-- Required work --
Copy each line that contains the string "minimum".

(Extracted data entries)
____________________

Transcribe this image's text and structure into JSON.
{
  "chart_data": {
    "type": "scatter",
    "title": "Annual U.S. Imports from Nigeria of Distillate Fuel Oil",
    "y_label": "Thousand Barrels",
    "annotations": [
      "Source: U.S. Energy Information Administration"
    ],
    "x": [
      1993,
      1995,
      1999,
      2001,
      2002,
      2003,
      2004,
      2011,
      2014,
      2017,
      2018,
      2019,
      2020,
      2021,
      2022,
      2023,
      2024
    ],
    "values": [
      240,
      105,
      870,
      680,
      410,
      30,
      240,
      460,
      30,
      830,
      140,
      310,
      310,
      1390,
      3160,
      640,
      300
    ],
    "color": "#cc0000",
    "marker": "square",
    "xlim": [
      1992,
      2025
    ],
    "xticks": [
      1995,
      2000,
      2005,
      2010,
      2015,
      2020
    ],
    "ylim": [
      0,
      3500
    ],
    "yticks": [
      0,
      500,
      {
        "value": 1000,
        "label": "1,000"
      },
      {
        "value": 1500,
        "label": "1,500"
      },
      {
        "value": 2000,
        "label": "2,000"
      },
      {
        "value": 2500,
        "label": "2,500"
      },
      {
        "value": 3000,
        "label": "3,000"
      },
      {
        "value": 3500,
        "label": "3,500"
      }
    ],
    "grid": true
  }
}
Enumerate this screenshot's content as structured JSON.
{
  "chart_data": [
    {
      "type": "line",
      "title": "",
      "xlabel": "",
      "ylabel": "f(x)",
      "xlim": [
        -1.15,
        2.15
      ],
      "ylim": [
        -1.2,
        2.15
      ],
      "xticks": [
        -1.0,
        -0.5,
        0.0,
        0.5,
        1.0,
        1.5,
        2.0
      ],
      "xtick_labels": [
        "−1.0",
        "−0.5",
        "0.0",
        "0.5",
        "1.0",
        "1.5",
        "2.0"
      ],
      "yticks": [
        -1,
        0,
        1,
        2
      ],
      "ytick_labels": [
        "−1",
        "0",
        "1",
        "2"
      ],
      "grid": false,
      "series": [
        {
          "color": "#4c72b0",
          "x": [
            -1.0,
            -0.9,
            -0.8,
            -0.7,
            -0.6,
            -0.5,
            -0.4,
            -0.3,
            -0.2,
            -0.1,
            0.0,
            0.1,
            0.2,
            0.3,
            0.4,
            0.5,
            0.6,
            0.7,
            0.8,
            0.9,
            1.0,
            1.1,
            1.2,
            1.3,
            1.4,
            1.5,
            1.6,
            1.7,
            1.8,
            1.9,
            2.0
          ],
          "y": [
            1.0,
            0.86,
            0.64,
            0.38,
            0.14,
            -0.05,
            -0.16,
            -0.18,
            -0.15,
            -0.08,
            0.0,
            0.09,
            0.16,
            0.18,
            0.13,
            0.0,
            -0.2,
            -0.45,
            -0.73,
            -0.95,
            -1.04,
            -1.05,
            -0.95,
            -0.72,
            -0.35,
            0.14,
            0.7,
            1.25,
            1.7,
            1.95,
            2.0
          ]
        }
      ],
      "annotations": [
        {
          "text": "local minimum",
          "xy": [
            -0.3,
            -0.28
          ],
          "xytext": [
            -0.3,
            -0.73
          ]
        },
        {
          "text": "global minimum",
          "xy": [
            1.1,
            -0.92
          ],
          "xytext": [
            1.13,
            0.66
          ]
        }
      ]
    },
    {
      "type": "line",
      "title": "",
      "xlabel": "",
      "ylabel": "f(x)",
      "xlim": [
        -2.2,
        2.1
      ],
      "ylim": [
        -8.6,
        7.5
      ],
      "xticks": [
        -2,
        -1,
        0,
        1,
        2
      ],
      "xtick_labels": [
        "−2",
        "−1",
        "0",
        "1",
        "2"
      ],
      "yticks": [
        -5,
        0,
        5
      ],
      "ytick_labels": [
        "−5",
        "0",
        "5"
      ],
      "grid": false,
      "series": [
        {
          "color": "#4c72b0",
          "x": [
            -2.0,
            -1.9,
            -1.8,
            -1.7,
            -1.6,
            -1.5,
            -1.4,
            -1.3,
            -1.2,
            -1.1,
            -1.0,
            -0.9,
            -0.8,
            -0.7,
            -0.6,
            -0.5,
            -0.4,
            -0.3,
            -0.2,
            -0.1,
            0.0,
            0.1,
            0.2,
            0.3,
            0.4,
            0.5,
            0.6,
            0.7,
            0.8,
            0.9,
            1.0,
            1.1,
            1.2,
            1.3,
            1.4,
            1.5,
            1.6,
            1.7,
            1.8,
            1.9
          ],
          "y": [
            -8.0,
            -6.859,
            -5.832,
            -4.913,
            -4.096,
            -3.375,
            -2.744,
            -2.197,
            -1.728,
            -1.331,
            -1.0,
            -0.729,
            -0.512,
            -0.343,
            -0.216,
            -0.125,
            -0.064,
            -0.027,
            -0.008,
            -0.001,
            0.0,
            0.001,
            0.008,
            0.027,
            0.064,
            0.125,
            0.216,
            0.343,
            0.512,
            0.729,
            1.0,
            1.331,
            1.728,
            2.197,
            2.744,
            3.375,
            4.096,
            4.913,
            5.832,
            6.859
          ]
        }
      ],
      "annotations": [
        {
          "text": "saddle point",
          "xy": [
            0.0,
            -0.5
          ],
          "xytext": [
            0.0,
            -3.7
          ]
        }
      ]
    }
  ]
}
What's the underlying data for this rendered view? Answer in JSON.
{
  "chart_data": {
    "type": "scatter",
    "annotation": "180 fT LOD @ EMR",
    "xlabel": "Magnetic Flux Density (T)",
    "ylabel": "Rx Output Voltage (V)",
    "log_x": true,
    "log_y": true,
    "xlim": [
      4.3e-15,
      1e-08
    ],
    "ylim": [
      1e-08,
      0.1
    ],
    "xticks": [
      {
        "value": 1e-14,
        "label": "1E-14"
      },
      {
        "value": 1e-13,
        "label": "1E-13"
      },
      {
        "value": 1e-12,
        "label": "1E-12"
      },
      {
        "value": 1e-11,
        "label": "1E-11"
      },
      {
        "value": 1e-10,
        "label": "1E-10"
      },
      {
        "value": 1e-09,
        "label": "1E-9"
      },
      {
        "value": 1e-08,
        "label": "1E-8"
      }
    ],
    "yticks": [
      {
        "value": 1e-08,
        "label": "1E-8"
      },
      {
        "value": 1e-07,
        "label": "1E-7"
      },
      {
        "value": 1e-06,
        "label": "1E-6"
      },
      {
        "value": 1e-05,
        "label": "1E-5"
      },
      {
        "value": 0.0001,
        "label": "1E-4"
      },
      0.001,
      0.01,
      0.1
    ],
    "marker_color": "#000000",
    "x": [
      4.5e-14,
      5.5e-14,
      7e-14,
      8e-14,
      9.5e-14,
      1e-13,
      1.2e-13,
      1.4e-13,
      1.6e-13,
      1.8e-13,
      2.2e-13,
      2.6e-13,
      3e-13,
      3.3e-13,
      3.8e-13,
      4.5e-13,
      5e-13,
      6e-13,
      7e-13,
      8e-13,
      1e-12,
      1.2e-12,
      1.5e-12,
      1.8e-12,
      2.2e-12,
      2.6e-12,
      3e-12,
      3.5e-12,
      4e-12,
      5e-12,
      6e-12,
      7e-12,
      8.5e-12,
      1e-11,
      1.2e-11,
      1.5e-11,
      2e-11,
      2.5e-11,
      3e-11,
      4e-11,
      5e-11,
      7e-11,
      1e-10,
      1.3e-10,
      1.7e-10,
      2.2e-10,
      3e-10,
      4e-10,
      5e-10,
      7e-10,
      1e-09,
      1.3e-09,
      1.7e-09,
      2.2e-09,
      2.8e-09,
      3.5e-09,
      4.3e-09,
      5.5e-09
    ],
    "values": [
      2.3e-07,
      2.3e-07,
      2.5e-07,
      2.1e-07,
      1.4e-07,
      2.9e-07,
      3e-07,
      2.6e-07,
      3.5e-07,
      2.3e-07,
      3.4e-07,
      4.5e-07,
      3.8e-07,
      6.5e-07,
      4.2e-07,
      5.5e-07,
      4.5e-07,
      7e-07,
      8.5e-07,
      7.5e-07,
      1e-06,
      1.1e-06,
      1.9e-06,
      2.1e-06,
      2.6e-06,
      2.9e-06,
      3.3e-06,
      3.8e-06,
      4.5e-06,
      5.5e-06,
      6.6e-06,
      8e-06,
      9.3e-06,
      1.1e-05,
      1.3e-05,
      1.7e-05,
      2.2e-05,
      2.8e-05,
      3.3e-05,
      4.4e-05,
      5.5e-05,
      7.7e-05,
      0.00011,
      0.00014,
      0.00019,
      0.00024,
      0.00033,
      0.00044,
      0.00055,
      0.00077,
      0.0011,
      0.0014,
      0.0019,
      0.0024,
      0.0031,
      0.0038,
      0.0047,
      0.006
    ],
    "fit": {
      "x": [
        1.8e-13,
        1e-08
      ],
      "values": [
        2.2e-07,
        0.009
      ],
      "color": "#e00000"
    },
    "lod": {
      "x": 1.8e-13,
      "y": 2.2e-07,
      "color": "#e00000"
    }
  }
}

____________________

-- Written answer --
          "text": "local minimum",
          "text": "global minimum",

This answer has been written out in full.